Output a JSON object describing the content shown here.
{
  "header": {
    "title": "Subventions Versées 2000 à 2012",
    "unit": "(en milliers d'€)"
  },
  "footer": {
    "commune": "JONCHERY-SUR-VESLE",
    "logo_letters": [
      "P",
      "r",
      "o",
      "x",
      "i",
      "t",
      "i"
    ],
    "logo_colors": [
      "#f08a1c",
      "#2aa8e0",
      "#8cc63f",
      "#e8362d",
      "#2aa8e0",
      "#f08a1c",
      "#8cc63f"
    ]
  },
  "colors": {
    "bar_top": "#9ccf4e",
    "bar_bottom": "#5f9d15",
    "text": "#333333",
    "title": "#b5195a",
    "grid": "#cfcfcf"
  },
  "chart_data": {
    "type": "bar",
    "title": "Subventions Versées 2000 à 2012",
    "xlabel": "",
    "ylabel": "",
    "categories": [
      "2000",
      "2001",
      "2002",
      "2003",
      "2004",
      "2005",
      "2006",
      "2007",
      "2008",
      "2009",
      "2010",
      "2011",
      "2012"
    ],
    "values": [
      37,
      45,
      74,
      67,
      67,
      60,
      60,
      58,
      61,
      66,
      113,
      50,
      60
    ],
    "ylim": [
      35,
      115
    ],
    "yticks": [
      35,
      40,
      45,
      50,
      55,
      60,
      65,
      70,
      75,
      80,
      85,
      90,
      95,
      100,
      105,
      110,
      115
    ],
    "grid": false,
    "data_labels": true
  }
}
■ ■ ■ ■ ■
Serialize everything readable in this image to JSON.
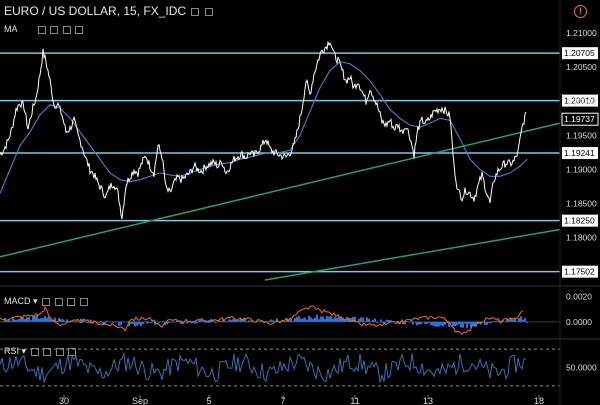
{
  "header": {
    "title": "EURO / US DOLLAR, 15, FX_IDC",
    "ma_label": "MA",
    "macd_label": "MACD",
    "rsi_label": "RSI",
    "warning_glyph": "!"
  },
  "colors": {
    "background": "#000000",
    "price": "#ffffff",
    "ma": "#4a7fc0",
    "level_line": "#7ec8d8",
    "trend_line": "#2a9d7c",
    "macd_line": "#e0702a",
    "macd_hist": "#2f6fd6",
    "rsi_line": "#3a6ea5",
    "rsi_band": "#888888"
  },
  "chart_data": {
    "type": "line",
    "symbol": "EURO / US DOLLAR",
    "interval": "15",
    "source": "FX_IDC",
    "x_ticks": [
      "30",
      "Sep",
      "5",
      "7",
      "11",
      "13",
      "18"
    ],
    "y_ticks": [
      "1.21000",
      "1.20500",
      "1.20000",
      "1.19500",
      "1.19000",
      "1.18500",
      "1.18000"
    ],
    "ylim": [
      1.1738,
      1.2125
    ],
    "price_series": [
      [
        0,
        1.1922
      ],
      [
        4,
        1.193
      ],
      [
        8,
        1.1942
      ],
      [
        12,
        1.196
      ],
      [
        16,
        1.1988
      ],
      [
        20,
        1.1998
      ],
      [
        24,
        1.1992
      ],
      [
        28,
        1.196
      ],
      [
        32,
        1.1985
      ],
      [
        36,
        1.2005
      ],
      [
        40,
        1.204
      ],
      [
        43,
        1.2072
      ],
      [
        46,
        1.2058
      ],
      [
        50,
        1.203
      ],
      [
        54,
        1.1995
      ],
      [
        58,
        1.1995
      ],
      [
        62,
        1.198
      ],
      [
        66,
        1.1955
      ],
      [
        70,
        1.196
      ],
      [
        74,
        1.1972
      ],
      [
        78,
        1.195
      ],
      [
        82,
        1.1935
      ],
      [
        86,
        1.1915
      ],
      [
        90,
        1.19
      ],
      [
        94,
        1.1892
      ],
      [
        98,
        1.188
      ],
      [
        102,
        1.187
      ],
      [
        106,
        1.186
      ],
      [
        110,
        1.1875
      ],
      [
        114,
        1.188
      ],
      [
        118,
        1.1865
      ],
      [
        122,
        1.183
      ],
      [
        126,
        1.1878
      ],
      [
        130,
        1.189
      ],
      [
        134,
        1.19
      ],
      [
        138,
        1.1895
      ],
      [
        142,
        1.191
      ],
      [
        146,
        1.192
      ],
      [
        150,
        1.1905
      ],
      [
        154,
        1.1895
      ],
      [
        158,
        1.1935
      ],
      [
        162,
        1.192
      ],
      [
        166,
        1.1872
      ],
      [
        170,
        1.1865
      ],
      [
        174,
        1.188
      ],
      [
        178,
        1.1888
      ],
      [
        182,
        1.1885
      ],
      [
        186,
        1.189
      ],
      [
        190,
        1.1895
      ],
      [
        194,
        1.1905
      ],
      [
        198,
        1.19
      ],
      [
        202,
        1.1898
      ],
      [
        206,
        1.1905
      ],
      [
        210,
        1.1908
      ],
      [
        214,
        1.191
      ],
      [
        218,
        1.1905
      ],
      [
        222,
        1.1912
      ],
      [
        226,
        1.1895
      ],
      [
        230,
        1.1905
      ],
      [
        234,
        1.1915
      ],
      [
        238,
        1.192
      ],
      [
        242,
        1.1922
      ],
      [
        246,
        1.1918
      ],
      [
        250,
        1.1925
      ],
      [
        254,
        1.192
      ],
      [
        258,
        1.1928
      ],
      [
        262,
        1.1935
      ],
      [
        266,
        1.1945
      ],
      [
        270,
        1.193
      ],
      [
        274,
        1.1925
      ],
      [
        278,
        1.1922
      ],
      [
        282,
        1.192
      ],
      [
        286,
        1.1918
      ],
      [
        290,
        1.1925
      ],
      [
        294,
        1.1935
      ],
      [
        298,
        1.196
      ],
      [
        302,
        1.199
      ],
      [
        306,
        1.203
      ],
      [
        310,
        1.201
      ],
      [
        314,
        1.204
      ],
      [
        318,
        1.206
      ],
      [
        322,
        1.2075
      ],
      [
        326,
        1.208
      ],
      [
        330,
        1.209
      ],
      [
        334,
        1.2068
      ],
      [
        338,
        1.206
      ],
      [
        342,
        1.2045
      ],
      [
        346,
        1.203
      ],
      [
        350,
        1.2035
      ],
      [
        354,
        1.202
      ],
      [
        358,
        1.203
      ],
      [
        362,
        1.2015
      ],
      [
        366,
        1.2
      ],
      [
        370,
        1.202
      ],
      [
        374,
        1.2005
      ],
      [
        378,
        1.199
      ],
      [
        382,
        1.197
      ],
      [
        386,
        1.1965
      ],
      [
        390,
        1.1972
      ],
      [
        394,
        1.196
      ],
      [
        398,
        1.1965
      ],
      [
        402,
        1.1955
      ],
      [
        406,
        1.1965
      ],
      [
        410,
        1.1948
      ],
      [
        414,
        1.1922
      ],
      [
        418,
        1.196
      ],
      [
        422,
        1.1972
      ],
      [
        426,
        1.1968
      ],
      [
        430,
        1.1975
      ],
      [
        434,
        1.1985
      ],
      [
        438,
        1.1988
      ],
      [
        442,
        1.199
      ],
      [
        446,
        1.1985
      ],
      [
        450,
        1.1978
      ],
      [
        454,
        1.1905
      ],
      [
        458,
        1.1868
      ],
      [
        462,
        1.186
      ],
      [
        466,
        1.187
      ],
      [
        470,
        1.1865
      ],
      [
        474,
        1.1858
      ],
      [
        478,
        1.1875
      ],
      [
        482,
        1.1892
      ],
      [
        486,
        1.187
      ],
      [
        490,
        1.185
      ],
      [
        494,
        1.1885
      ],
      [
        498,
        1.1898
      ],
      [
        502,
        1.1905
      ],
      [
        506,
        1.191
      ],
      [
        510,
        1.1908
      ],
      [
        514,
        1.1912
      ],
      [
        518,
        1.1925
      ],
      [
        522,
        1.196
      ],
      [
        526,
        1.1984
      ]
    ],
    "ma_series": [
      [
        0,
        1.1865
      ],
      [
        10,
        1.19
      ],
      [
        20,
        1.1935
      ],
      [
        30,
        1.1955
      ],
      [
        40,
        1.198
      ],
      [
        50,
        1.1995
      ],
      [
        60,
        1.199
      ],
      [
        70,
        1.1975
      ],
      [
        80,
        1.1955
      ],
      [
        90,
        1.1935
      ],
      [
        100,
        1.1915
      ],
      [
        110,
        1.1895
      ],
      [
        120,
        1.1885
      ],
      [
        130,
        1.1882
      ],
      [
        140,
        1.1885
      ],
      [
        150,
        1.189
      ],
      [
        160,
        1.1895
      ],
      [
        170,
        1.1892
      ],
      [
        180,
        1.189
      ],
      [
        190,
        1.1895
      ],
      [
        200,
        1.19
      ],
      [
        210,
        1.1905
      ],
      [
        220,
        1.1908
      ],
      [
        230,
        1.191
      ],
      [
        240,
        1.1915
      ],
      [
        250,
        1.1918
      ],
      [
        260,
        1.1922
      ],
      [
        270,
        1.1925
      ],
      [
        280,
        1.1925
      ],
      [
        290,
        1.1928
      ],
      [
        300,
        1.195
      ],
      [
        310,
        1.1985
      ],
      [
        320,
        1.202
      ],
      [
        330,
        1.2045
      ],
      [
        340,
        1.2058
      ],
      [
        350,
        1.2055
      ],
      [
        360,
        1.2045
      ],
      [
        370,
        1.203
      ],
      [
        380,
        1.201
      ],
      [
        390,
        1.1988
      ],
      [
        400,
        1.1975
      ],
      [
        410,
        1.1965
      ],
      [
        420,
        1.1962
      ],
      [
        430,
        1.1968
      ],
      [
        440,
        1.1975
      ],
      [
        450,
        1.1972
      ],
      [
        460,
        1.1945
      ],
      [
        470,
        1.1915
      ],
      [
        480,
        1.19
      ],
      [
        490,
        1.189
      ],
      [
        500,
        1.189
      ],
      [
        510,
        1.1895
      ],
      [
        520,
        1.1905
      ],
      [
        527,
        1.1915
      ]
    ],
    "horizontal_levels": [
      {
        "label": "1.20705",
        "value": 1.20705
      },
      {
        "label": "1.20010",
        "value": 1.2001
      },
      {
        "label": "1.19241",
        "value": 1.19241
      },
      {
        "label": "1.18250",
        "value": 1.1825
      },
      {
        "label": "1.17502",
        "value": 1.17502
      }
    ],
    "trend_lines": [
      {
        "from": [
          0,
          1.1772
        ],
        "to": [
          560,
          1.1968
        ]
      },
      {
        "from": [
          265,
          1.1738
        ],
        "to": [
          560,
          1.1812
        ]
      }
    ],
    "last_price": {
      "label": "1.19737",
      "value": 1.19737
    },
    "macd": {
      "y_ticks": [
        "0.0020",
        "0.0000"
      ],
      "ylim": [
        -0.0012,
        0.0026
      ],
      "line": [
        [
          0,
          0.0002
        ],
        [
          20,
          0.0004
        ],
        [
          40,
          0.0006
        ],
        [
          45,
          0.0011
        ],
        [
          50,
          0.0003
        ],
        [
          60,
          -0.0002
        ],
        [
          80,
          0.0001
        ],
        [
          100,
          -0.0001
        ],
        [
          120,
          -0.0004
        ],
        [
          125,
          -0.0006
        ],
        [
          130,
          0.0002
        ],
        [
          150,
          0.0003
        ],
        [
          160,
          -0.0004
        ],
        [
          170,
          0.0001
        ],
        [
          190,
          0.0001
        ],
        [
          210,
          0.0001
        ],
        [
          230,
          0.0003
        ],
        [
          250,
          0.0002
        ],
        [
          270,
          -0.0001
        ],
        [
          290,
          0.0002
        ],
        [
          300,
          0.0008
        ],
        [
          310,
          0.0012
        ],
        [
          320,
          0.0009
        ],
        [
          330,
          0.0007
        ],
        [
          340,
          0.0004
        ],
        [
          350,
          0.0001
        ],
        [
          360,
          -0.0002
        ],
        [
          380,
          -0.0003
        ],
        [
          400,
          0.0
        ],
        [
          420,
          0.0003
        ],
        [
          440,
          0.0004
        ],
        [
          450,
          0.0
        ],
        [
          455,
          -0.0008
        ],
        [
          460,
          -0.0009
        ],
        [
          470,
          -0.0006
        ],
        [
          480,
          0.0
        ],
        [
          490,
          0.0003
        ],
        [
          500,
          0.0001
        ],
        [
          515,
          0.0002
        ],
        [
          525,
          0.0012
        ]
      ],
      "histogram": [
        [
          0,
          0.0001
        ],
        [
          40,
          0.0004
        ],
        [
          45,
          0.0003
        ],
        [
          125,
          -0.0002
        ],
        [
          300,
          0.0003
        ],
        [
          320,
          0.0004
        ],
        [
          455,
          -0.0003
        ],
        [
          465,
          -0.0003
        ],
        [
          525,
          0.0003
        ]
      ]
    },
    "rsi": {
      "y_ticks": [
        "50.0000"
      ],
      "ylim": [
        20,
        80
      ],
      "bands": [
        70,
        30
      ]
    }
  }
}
■ ■ ■ ■ ■
» **Set task**: In the records above, find each line holding "title" and copy it.

» **The answer**:
    "title": "Subventions Versées 2000 à 2012",
    "title": "#b5195a",
    "title": "Subventions Versées 2000 à 2012",
    "title": "EURO / US DOLLAR, 15, FX_IDC",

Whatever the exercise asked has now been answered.